*Short task*
Below are the records; copy each line in them that holds the word "title".

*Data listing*
┌──

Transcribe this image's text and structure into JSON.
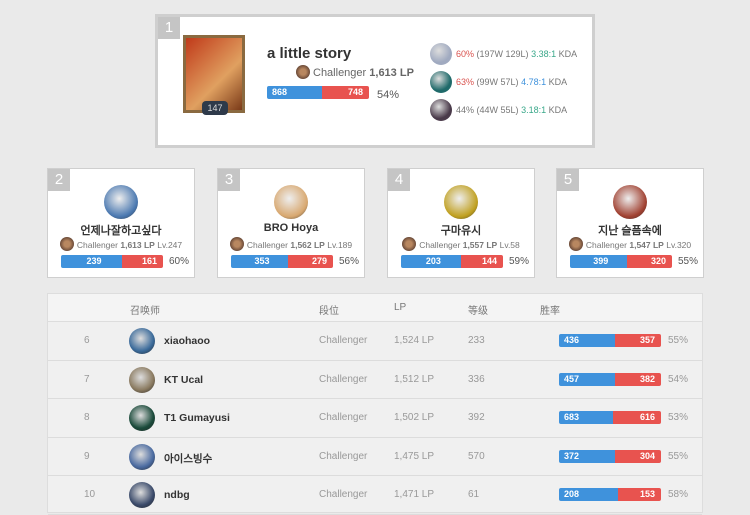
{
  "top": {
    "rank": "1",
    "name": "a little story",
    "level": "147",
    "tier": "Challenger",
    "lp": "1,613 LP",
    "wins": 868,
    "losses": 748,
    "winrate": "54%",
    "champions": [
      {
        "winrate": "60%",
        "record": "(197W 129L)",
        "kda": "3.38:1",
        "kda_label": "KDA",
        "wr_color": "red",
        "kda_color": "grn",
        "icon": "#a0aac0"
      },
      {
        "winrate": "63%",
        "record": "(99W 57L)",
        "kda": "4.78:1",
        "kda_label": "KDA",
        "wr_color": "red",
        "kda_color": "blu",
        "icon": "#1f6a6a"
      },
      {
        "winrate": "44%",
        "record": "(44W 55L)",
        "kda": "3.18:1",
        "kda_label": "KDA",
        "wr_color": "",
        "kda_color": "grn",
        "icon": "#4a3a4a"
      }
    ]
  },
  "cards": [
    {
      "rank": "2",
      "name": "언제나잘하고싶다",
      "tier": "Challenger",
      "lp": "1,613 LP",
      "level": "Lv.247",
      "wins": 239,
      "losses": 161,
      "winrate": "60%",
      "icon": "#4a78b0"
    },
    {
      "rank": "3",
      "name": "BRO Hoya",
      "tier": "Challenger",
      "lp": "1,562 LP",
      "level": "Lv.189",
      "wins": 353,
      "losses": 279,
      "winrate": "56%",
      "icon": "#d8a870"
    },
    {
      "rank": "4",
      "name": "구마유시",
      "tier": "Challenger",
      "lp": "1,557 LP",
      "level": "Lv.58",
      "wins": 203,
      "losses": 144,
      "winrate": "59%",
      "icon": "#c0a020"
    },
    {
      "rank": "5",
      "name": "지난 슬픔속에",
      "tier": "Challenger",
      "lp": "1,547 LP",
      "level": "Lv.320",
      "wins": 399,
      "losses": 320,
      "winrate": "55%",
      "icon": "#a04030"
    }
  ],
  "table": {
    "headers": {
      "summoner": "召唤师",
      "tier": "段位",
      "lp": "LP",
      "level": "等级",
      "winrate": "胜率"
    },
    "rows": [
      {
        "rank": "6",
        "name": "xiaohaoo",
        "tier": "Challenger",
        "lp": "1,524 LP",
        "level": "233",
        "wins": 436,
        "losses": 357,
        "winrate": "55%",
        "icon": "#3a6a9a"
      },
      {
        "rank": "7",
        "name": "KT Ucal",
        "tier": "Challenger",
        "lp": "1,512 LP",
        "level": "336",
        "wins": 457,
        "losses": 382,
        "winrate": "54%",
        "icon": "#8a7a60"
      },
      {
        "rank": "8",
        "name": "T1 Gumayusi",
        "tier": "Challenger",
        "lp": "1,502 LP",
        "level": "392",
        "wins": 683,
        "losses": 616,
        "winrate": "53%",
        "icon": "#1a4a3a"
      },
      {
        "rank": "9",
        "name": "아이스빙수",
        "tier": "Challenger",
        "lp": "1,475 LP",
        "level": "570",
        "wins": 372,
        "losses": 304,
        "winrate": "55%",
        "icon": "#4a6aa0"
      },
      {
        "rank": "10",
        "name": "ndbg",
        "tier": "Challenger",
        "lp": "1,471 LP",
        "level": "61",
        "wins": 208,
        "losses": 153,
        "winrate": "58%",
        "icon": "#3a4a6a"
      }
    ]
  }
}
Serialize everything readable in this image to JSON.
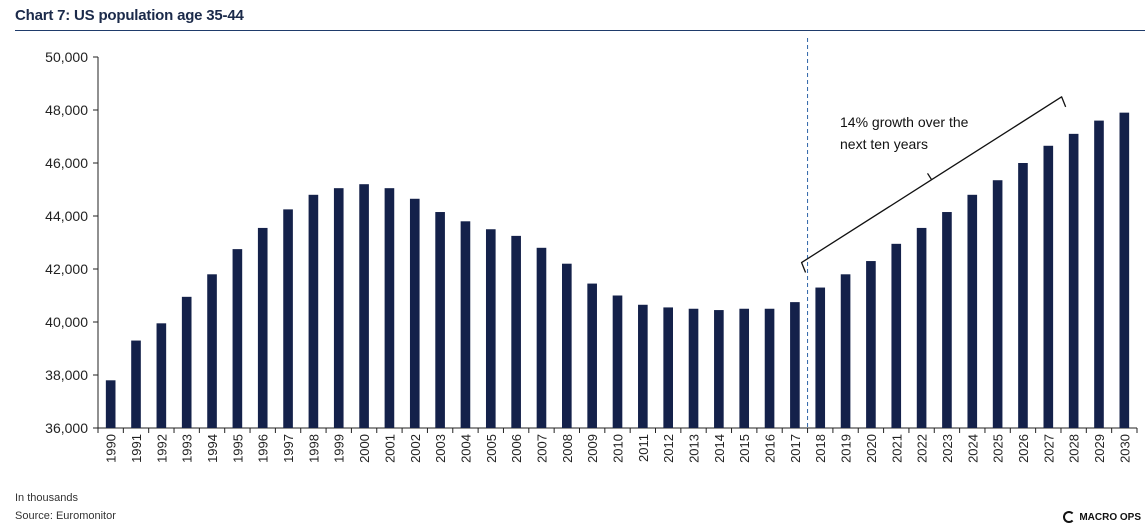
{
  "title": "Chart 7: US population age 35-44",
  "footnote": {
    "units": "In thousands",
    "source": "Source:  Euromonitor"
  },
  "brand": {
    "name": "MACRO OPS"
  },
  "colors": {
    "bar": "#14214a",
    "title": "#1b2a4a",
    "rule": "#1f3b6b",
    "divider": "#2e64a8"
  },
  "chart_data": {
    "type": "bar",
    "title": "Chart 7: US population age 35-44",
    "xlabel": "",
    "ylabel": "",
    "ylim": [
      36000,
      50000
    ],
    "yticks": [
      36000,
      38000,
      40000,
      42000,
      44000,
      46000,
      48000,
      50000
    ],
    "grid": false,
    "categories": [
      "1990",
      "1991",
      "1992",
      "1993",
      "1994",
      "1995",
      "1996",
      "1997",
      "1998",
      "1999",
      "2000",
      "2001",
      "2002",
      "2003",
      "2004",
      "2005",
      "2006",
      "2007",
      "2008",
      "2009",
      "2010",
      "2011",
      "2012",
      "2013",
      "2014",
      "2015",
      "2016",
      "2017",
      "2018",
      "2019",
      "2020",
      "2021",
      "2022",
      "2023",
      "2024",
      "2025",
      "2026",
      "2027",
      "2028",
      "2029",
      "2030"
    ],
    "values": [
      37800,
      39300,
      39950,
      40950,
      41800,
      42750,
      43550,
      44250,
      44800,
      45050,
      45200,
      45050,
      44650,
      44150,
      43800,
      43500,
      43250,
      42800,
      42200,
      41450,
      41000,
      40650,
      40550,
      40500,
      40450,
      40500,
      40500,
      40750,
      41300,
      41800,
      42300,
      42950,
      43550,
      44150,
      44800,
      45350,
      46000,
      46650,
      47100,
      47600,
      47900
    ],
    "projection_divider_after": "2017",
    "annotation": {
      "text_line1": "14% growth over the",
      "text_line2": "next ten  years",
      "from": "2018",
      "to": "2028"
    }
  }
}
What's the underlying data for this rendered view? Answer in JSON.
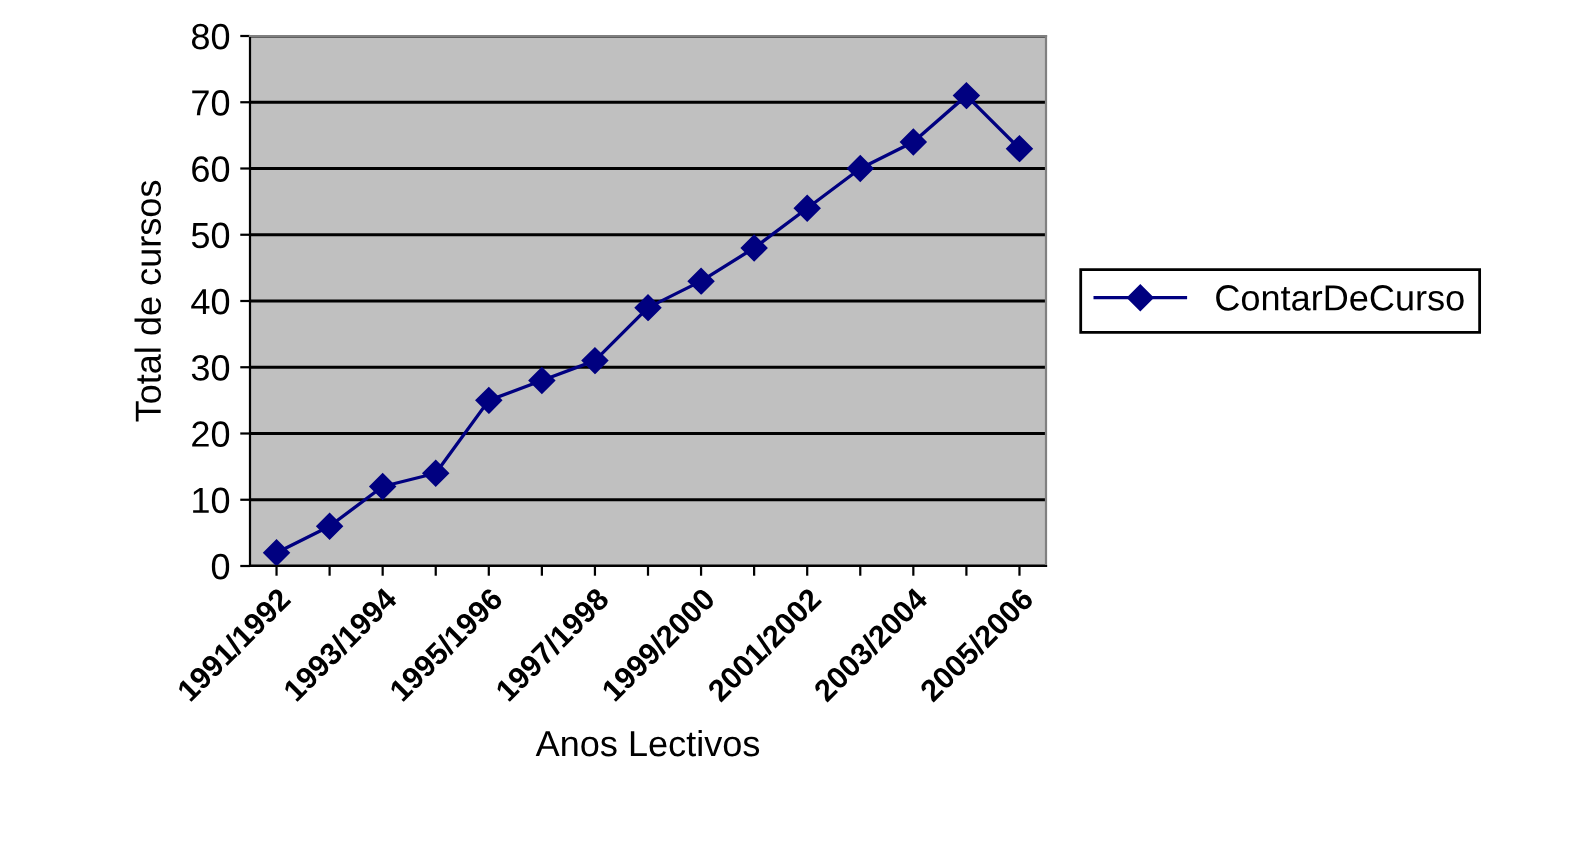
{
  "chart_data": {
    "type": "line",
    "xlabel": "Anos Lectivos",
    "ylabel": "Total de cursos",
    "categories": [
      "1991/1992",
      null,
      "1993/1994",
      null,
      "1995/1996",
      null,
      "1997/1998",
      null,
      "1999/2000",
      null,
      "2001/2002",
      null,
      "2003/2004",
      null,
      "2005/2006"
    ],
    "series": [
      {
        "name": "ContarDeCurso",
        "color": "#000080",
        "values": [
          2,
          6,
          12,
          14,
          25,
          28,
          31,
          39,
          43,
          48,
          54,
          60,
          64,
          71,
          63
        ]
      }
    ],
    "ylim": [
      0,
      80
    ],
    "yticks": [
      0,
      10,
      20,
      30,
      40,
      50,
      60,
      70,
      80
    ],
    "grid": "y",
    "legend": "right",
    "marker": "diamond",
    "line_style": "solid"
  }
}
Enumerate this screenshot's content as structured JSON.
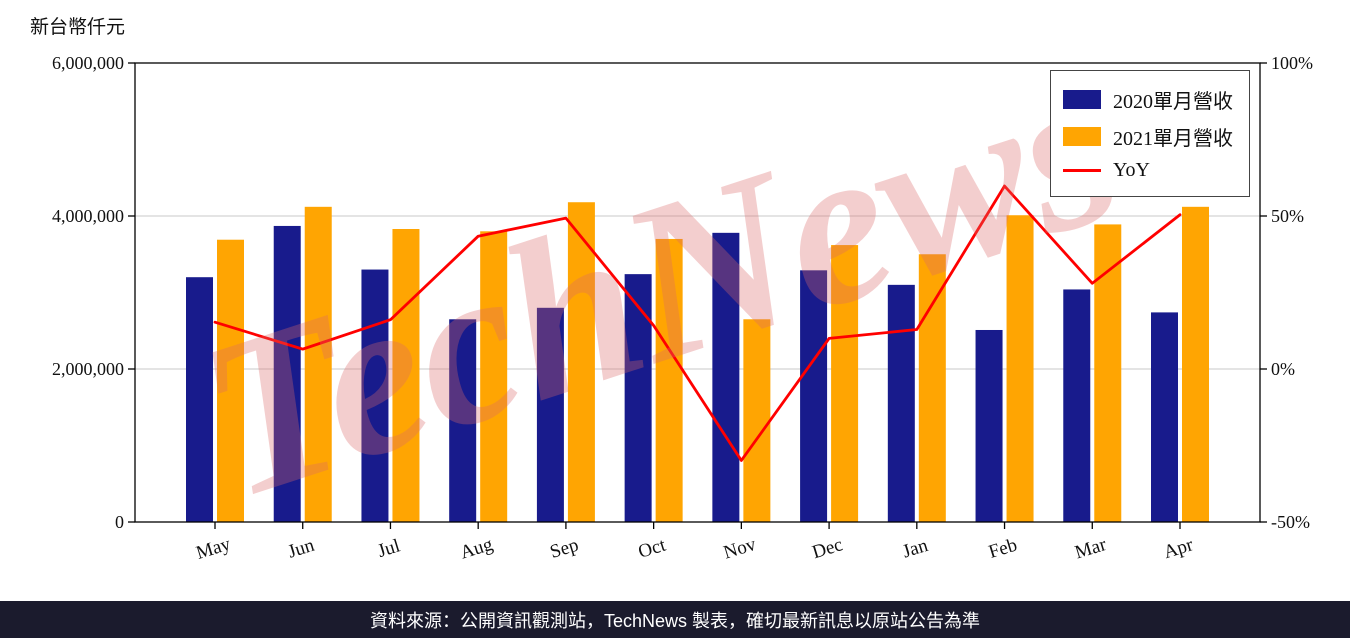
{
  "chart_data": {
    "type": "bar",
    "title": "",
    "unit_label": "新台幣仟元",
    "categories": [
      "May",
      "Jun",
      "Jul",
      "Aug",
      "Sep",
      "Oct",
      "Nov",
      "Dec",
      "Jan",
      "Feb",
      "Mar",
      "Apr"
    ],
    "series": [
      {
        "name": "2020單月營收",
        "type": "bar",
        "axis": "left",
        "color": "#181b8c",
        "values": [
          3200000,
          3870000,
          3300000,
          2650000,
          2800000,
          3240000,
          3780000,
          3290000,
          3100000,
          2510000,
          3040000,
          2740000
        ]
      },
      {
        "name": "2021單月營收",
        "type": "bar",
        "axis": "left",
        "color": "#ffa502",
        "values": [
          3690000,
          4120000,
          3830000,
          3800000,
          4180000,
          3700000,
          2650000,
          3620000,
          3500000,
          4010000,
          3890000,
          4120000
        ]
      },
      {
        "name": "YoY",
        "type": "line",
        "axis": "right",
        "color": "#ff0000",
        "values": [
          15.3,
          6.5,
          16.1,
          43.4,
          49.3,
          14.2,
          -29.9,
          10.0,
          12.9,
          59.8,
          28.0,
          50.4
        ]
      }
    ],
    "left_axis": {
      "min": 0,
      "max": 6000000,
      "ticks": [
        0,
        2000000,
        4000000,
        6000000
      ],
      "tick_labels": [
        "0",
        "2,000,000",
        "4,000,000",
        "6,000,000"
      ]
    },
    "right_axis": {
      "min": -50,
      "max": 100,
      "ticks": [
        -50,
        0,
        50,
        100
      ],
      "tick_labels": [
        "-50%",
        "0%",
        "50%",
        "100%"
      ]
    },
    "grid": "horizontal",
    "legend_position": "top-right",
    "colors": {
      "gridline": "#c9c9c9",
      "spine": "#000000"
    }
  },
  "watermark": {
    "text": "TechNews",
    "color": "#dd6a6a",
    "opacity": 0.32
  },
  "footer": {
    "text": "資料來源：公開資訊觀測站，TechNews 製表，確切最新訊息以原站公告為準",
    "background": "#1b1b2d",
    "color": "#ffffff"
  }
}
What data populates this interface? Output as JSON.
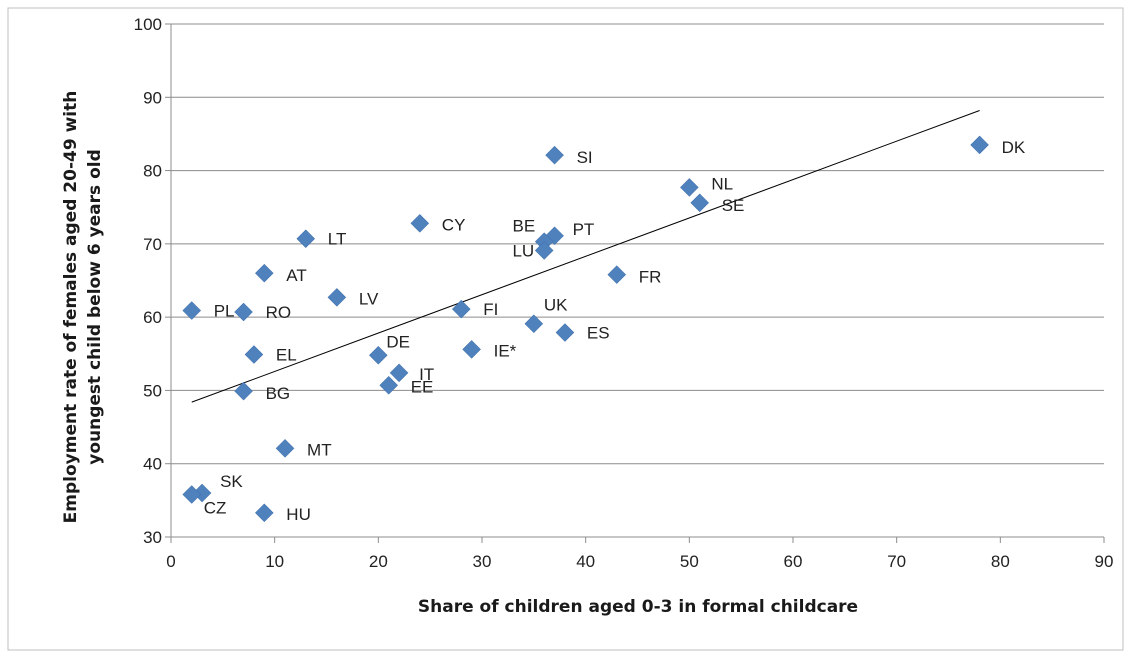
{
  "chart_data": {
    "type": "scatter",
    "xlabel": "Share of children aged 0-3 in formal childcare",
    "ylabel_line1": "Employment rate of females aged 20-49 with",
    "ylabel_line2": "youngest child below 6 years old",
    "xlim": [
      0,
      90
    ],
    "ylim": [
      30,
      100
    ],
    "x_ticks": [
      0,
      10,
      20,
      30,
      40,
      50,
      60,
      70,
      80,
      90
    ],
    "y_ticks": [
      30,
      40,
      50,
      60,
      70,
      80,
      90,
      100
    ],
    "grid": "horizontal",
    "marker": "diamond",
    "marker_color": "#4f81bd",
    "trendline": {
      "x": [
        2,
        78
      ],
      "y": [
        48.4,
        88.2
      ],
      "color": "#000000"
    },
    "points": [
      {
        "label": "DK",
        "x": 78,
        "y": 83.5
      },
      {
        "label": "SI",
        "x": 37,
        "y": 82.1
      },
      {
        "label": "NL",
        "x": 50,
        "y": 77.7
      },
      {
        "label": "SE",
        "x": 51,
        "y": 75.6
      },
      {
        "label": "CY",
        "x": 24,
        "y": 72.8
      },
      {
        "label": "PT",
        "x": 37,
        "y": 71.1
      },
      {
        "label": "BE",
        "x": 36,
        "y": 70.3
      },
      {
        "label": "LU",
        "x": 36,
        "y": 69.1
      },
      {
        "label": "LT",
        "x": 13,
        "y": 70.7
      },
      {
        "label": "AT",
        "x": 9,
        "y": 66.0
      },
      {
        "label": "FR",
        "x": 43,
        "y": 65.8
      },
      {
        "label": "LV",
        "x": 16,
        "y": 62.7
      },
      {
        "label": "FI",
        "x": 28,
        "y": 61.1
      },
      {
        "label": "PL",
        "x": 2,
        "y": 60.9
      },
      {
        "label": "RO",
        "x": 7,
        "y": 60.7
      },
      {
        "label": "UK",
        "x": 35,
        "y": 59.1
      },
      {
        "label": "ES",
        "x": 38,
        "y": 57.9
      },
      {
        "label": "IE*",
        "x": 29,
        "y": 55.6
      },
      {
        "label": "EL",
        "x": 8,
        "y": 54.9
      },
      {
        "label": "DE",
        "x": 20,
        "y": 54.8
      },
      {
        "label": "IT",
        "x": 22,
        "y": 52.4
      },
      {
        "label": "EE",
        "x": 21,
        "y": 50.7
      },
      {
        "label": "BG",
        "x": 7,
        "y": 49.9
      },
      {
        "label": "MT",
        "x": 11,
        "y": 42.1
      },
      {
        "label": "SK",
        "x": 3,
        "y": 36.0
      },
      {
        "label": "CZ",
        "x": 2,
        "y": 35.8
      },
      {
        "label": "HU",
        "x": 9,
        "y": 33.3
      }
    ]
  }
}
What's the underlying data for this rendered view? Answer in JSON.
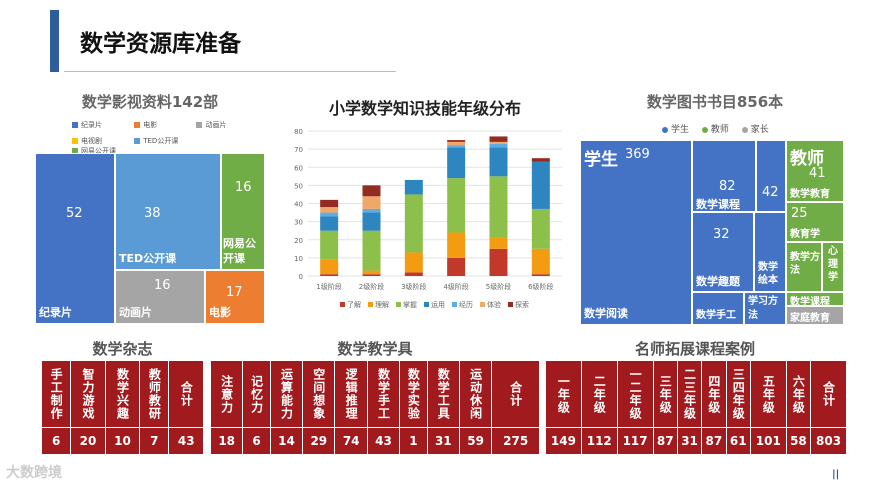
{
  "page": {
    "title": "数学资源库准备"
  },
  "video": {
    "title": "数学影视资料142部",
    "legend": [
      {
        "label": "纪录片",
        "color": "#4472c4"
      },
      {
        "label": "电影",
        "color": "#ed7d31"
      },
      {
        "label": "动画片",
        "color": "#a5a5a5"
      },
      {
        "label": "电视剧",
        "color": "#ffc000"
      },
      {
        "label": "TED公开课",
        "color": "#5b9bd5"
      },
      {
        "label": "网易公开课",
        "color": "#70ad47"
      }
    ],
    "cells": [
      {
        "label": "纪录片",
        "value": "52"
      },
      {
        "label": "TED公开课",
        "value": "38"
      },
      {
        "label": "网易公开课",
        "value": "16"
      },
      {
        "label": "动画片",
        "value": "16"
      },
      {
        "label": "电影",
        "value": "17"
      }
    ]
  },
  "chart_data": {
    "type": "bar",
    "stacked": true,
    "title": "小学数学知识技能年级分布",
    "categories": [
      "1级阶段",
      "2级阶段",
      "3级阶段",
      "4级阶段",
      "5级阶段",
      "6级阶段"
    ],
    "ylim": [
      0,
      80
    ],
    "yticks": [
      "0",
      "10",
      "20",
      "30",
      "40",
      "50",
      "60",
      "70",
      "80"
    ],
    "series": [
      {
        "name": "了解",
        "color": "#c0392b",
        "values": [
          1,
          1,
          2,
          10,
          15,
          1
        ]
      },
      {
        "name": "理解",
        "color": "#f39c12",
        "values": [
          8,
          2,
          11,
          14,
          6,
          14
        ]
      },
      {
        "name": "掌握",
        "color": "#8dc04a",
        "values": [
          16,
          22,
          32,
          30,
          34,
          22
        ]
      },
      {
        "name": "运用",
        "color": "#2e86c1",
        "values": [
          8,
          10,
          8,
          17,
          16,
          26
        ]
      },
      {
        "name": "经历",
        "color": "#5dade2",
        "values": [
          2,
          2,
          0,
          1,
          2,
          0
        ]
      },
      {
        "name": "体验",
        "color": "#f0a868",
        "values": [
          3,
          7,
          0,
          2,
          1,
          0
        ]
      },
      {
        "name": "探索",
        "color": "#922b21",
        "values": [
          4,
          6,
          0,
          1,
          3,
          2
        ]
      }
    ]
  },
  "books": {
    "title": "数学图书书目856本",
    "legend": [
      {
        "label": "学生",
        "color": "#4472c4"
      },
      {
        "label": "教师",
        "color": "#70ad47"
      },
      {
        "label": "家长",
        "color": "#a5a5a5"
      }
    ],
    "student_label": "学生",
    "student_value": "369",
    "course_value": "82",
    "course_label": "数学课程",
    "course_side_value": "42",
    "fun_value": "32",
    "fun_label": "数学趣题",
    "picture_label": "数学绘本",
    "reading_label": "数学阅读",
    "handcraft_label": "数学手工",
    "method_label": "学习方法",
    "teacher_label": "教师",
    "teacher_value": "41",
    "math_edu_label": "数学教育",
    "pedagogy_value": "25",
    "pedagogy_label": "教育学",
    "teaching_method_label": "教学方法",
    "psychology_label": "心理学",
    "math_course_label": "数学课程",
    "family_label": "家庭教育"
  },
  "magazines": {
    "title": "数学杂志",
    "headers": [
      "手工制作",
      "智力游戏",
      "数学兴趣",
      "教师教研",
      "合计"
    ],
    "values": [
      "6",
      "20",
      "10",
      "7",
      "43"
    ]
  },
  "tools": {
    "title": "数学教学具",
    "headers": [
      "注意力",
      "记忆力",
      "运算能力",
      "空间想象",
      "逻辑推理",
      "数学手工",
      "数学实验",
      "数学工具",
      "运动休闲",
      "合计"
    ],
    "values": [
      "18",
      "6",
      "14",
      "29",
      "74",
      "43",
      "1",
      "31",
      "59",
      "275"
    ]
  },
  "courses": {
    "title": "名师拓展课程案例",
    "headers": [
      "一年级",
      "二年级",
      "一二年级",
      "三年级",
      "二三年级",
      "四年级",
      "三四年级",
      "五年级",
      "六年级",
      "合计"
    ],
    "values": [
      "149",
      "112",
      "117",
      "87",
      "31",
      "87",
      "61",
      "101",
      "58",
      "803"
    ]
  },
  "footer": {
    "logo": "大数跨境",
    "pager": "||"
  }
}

└──

*Finished exercise*
  "title": "Chart 7: US population age 35-44",
    "title": "#1b2a4a",
    "title": "Chart 7: US population age 35-44",
    "title": "",
    "title": "数学资源库准备"
    "title": "数学影视资料142部",
    "title": "小学数学知识技能年级分布",
    "title": "数学图书书目856本",
    "title": "数学杂志",
    "title": "数学教学具",
    "title": "名师拓展课程案例",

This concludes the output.